──────── DATASET RECORDS ────────

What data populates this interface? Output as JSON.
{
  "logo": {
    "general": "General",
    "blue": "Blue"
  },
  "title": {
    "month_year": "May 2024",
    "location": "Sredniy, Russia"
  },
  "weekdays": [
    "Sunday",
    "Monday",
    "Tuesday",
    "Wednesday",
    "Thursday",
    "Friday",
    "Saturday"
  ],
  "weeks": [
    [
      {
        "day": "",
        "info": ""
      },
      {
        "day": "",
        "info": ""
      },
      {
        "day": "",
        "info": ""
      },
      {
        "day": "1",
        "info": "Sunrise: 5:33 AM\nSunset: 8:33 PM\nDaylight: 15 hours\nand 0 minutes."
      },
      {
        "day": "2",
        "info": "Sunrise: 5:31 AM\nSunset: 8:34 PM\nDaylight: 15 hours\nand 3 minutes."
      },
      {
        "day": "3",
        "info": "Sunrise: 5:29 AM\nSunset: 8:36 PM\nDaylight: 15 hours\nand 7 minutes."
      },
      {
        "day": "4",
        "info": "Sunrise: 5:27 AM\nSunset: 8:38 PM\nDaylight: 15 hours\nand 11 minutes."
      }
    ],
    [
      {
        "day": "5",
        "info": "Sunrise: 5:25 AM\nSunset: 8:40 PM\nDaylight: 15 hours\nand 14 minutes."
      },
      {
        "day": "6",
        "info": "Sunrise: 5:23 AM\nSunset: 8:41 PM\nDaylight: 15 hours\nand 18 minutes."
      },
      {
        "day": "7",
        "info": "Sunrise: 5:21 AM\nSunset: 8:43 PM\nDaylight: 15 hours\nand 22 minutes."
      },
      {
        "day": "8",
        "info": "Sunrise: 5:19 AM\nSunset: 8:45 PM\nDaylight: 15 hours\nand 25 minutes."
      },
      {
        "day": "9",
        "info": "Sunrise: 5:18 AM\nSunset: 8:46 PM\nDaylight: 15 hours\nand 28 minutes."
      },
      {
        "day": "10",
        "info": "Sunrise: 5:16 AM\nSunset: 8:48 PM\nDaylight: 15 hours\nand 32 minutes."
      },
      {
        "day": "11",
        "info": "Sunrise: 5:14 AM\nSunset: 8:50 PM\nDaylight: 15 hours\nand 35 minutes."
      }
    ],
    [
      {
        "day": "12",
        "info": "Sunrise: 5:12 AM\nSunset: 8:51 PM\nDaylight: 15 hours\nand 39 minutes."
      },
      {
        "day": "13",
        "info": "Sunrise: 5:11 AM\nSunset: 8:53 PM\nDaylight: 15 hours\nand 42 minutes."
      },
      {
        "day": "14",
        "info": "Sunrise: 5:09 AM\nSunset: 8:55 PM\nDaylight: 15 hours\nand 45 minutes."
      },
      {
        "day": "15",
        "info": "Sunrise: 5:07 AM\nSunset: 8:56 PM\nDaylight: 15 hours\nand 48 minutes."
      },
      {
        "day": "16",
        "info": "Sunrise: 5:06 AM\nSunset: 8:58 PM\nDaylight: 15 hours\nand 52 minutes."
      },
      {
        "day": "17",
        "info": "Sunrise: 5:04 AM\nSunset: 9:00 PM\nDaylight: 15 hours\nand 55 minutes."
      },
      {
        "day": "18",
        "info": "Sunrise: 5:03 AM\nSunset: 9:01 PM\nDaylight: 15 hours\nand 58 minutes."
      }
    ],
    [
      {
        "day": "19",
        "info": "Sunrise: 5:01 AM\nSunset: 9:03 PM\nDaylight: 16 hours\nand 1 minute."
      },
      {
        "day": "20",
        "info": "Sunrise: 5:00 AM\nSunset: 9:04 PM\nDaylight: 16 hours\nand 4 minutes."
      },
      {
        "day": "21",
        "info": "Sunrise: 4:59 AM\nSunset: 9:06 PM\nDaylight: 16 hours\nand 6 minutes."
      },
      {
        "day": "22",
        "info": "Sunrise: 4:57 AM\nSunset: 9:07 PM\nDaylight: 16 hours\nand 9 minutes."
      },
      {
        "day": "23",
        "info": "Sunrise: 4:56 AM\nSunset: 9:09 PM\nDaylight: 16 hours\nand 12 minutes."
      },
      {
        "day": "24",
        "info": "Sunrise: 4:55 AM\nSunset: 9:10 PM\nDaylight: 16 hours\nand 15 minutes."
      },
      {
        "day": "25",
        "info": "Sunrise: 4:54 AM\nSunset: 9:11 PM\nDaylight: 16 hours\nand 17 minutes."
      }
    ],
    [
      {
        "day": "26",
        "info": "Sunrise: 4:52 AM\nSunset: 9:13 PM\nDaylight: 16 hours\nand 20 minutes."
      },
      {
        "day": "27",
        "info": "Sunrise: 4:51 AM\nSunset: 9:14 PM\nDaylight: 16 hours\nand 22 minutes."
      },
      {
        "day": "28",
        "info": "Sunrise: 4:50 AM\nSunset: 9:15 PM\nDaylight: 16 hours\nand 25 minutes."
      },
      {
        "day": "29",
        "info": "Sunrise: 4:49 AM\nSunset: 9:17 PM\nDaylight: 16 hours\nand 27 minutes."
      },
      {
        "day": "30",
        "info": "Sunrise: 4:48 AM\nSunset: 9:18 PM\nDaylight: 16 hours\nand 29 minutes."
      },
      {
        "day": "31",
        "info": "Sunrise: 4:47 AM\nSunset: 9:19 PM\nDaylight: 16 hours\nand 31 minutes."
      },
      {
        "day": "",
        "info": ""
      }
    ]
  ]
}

────────

▶ _GIVEN EXERCISE_: Go through the entries and repeat each one exactly.

▶ _TASK OUTPUT_:
What data populates this interface? Output as JSON.
{
  "logo": {
    "general": "General",
    "blue": "Blue"
  },
  "title": {
    "month_year": "May 2024",
    "location": "Sredniy, Russia"
  },
  "weekdays": [
    "Sunday",
    "Monday",
    "Tuesday",
    "Wednesday",
    "Thursday",
    "Friday",
    "Saturday"
  ],
  "weeks": [
    [
      {
        "day": "",
        "info": ""
      },
      {
        "day": "",
        "info": ""
      },
      {
        "day": "",
        "info": ""
      },
      {
        "day": "1",
        "info": "Sunrise: 5:33 AM\nSunset: 8:33 PM\nDaylight: 15 hours\nand 0 minutes."
      },
      {
        "day": "2",
        "info": "Sunrise: 5:31 AM\nSunset: 8:34 PM\nDaylight: 15 hours\nand 3 minutes."
      },
      {
        "day": "3",
        "info": "Sunrise: 5:29 AM\nSunset: 8:36 PM\nDaylight: 15 hours\nand 7 minutes."
      },
      {
        "day": "4",
        "info": "Sunrise: 5:27 AM\nSunset: 8:38 PM\nDaylight: 15 hours\nand 11 minutes."
      }
    ],
    [
      {
        "day": "5",
        "info": "Sunrise: 5:25 AM\nSunset: 8:40 PM\nDaylight: 15 hours\nand 14 minutes."
      },
      {
        "day": "6",
        "info": "Sunrise: 5:23 AM\nSunset: 8:41 PM\nDaylight: 15 hours\nand 18 minutes."
      },
      {
        "day": "7",
        "info": "Sunrise: 5:21 AM\nSunset: 8:43 PM\nDaylight: 15 hours\nand 22 minutes."
      },
      {
        "day": "8",
        "info": "Sunrise: 5:19 AM\nSunset: 8:45 PM\nDaylight: 15 hours\nand 25 minutes."
      },
      {
        "day": "9",
        "info": "Sunrise: 5:18 AM\nSunset: 8:46 PM\nDaylight: 15 hours\nand 28 minutes."
      },
      {
        "day": "10",
        "info": "Sunrise: 5:16 AM\nSunset: 8:48 PM\nDaylight: 15 hours\nand 32 minutes."
      },
      {
        "day": "11",
        "info": "Sunrise: 5:14 AM\nSunset: 8:50 PM\nDaylight: 15 hours\nand 35 minutes."
      }
    ],
    [
      {
        "day": "12",
        "info": "Sunrise: 5:12 AM\nSunset: 8:51 PM\nDaylight: 15 hours\nand 39 minutes."
      },
      {
        "day": "13",
        "info": "Sunrise: 5:11 AM\nSunset: 8:53 PM\nDaylight: 15 hours\nand 42 minutes."
      },
      {
        "day": "14",
        "info": "Sunrise: 5:09 AM\nSunset: 8:55 PM\nDaylight: 15 hours\nand 45 minutes."
      },
      {
        "day": "15",
        "info": "Sunrise: 5:07 AM\nSunset: 8:56 PM\nDaylight: 15 hours\nand 48 minutes."
      },
      {
        "day": "16",
        "info": "Sunrise: 5:06 AM\nSunset: 8:58 PM\nDaylight: 15 hours\nand 52 minutes."
      },
      {
        "day": "17",
        "info": "Sunrise: 5:04 AM\nSunset: 9:00 PM\nDaylight: 15 hours\nand 55 minutes."
      },
      {
        "day": "18",
        "info": "Sunrise: 5:03 AM\nSunset: 9:01 PM\nDaylight: 15 hours\nand 58 minutes."
      }
    ],
    [
      {
        "day": "19",
        "info": "Sunrise: 5:01 AM\nSunset: 9:03 PM\nDaylight: 16 hours\nand 1 minute."
      },
      {
        "day": "20",
        "info": "Sunrise: 5:00 AM\nSunset: 9:04 PM\nDaylight: 16 hours\nand 4 minutes."
      },
      {
        "day": "21",
        "info": "Sunrise: 4:59 AM\nSunset: 9:06 PM\nDaylight: 16 hours\nand 6 minutes."
      },
      {
        "day": "22",
        "info": "Sunrise: 4:57 AM\nSunset: 9:07 PM\nDaylight: 16 hours\nand 9 minutes."
      },
      {
        "day": "23",
        "info": "Sunrise: 4:56 AM\nSunset: 9:09 PM\nDaylight: 16 hours\nand 12 minutes."
      },
      {
        "day": "24",
        "info": "Sunrise: 4:55 AM\nSunset: 9:10 PM\nDaylight: 16 hours\nand 15 minutes."
      },
      {
        "day": "25",
        "info": "Sunrise: 4:54 AM\nSunset: 9:11 PM\nDaylight: 16 hours\nand 17 minutes."
      }
    ],
    [
      {
        "day": "26",
        "info": "Sunrise: 4:52 AM\nSunset: 9:13 PM\nDaylight: 16 hours\nand 20 minutes."
      },
      {
        "day": "27",
        "info": "Sunrise: 4:51 AM\nSunset: 9:14 PM\nDaylight: 16 hours\nand 22 minutes."
      },
      {
        "day": "28",
        "info": "Sunrise: 4:50 AM\nSunset: 9:15 PM\nDaylight: 16 hours\nand 25 minutes."
      },
      {
        "day": "29",
        "info": "Sunrise: 4:49 AM\nSunset: 9:17 PM\nDaylight: 16 hours\nand 27 minutes."
      },
      {
        "day": "30",
        "info": "Sunrise: 4:48 AM\nSunset: 9:18 PM\nDaylight: 16 hours\nand 29 minutes."
      },
      {
        "day": "31",
        "info": "Sunrise: 4:47 AM\nSunset: 9:19 PM\nDaylight: 16 hours\nand 31 minutes."
      },
      {
        "day": "",
        "info": ""
      }
    ]
  ]
}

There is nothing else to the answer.